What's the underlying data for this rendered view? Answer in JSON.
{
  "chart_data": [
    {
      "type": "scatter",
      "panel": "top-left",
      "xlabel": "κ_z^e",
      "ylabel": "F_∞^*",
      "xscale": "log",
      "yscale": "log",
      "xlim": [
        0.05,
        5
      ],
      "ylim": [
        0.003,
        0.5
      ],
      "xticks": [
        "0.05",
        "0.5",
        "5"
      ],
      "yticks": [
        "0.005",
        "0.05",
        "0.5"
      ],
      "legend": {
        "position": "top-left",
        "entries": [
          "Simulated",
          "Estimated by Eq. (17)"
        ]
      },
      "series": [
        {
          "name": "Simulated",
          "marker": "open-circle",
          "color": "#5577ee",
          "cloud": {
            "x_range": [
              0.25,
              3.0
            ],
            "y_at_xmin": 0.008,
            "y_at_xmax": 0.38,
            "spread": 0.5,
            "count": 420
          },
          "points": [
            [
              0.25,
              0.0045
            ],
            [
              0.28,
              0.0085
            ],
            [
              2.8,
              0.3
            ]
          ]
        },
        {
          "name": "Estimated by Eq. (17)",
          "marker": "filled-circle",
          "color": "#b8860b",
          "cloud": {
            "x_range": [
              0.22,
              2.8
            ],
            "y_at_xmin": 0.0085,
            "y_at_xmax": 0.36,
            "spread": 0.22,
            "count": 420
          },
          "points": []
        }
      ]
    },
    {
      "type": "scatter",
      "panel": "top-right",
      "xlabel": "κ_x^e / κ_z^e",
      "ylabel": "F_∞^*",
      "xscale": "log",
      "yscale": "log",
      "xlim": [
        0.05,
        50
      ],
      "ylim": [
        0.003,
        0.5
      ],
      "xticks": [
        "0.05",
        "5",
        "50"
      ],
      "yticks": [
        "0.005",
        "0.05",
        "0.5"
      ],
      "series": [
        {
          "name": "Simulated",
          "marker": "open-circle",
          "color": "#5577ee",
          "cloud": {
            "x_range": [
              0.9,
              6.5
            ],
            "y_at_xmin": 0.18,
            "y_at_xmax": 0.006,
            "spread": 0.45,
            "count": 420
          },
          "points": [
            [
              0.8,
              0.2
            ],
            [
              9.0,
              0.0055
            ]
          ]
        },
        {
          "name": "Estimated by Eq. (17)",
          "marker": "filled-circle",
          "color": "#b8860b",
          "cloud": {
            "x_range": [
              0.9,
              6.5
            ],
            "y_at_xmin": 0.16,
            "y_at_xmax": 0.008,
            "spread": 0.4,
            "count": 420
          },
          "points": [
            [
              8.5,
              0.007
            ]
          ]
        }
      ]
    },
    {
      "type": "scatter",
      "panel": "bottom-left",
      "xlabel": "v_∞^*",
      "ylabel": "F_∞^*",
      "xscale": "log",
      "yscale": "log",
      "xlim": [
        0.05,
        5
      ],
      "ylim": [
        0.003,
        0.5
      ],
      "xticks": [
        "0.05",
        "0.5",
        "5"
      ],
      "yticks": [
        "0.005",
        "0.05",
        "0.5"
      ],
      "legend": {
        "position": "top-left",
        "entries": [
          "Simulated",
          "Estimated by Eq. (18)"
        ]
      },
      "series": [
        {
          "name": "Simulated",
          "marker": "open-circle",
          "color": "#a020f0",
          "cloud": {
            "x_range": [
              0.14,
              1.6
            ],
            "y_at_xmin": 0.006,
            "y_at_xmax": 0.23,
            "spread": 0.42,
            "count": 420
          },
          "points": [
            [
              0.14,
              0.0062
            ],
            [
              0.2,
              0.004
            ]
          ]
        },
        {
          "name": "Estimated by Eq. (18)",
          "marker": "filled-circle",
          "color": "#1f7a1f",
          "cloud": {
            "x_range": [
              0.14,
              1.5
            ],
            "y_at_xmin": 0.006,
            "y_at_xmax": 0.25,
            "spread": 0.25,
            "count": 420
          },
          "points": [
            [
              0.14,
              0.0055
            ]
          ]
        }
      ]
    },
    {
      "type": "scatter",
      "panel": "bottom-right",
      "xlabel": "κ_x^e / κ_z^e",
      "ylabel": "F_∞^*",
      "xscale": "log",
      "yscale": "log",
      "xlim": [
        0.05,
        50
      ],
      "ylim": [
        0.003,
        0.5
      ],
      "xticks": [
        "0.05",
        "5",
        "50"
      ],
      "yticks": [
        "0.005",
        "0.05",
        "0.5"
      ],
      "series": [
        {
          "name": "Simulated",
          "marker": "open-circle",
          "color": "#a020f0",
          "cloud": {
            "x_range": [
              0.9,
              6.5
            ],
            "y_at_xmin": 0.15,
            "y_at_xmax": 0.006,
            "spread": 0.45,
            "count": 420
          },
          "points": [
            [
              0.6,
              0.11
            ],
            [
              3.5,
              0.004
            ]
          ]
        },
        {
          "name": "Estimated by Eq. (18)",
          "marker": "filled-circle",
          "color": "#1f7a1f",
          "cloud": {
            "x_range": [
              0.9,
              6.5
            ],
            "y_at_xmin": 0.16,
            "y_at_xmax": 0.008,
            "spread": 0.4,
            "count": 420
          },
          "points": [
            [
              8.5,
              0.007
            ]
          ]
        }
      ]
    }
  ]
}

** Exercise description **
Write every line of the material above again, exactly.

** Response to the task **
What's the underlying data for this rendered view? Answer in JSON.
{
  "chart_data": [
    {
      "type": "scatter",
      "panel": "top-left",
      "xlabel": "κ_z^e",
      "ylabel": "F_∞^*",
      "xscale": "log",
      "yscale": "log",
      "xlim": [
        0.05,
        5
      ],
      "ylim": [
        0.003,
        0.5
      ],
      "xticks": [
        "0.05",
        "0.5",
        "5"
      ],
      "yticks": [
        "0.005",
        "0.05",
        "0.5"
      ],
      "legend": {
        "position": "top-left",
        "entries": [
          "Simulated",
          "Estimated by Eq. (17)"
        ]
      },
      "series": [
        {
          "name": "Simulated",
          "marker": "open-circle",
          "color": "#5577ee",
          "cloud": {
            "x_range": [
              0.25,
              3.0
            ],
            "y_at_xmin": 0.008,
            "y_at_xmax": 0.38,
            "spread": 0.5,
            "count": 420
          },
          "points": [
            [
              0.25,
              0.0045
            ],
            [
              0.28,
              0.0085
            ],
            [
              2.8,
              0.3
            ]
          ]
        },
        {
          "name": "Estimated by Eq. (17)",
          "marker": "filled-circle",
          "color": "#b8860b",
          "cloud": {
            "x_range": [
              0.22,
              2.8
            ],
            "y_at_xmin": 0.0085,
            "y_at_xmax": 0.36,
            "spread": 0.22,
            "count": 420
          },
          "points": []
        }
      ]
    },
    {
      "type": "scatter",
      "panel": "top-right",
      "xlabel": "κ_x^e / κ_z^e",
      "ylabel": "F_∞^*",
      "xscale": "log",
      "yscale": "log",
      "xlim": [
        0.05,
        50
      ],
      "ylim": [
        0.003,
        0.5
      ],
      "xticks": [
        "0.05",
        "5",
        "50"
      ],
      "yticks": [
        "0.005",
        "0.05",
        "0.5"
      ],
      "series": [
        {
          "name": "Simulated",
          "marker": "open-circle",
          "color": "#5577ee",
          "cloud": {
            "x_range": [
              0.9,
              6.5
            ],
            "y_at_xmin": 0.18,
            "y_at_xmax": 0.006,
            "spread": 0.45,
            "count": 420
          },
          "points": [
            [
              0.8,
              0.2
            ],
            [
              9.0,
              0.0055
            ]
          ]
        },
        {
          "name": "Estimated by Eq. (17)",
          "marker": "filled-circle",
          "color": "#b8860b",
          "cloud": {
            "x_range": [
              0.9,
              6.5
            ],
            "y_at_xmin": 0.16,
            "y_at_xmax": 0.008,
            "spread": 0.4,
            "count": 420
          },
          "points": [
            [
              8.5,
              0.007
            ]
          ]
        }
      ]
    },
    {
      "type": "scatter",
      "panel": "bottom-left",
      "xlabel": "v_∞^*",
      "ylabel": "F_∞^*",
      "xscale": "log",
      "yscale": "log",
      "xlim": [
        0.05,
        5
      ],
      "ylim": [
        0.003,
        0.5
      ],
      "xticks": [
        "0.05",
        "0.5",
        "5"
      ],
      "yticks": [
        "0.005",
        "0.05",
        "0.5"
      ],
      "legend": {
        "position": "top-left",
        "entries": [
          "Simulated",
          "Estimated by Eq. (18)"
        ]
      },
      "series": [
        {
          "name": "Simulated",
          "marker": "open-circle",
          "color": "#a020f0",
          "cloud": {
            "x_range": [
              0.14,
              1.6
            ],
            "y_at_xmin": 0.006,
            "y_at_xmax": 0.23,
            "spread": 0.42,
            "count": 420
          },
          "points": [
            [
              0.14,
              0.0062
            ],
            [
              0.2,
              0.004
            ]
          ]
        },
        {
          "name": "Estimated by Eq. (18)",
          "marker": "filled-circle",
          "color": "#1f7a1f",
          "cloud": {
            "x_range": [
              0.14,
              1.5
            ],
            "y_at_xmin": 0.006,
            "y_at_xmax": 0.25,
            "spread": 0.25,
            "count": 420
          },
          "points": [
            [
              0.14,
              0.0055
            ]
          ]
        }
      ]
    },
    {
      "type": "scatter",
      "panel": "bottom-right",
      "xlabel": "κ_x^e / κ_z^e",
      "ylabel": "F_∞^*",
      "xscale": "log",
      "yscale": "log",
      "xlim": [
        0.05,
        50
      ],
      "ylim": [
        0.003,
        0.5
      ],
      "xticks": [
        "0.05",
        "5",
        "50"
      ],
      "yticks": [
        "0.005",
        "0.05",
        "0.5"
      ],
      "series": [
        {
          "name": "Simulated",
          "marker": "open-circle",
          "color": "#a020f0",
          "cloud": {
            "x_range": [
              0.9,
              6.5
            ],
            "y_at_xmin": 0.15,
            "y_at_xmax": 0.006,
            "spread": 0.45,
            "count": 420
          },
          "points": [
            [
              0.6,
              0.11
            ],
            [
              3.5,
              0.004
            ]
          ]
        },
        {
          "name": "Estimated by Eq. (18)",
          "marker": "filled-circle",
          "color": "#1f7a1f",
          "cloud": {
            "x_range": [
              0.9,
              6.5
            ],
            "y_at_xmin": 0.16,
            "y_at_xmax": 0.008,
            "spread": 0.4,
            "count": 420
          },
          "points": [
            [
              8.5,
              0.007
            ]
          ]
        }
      ]
    }
  ]
}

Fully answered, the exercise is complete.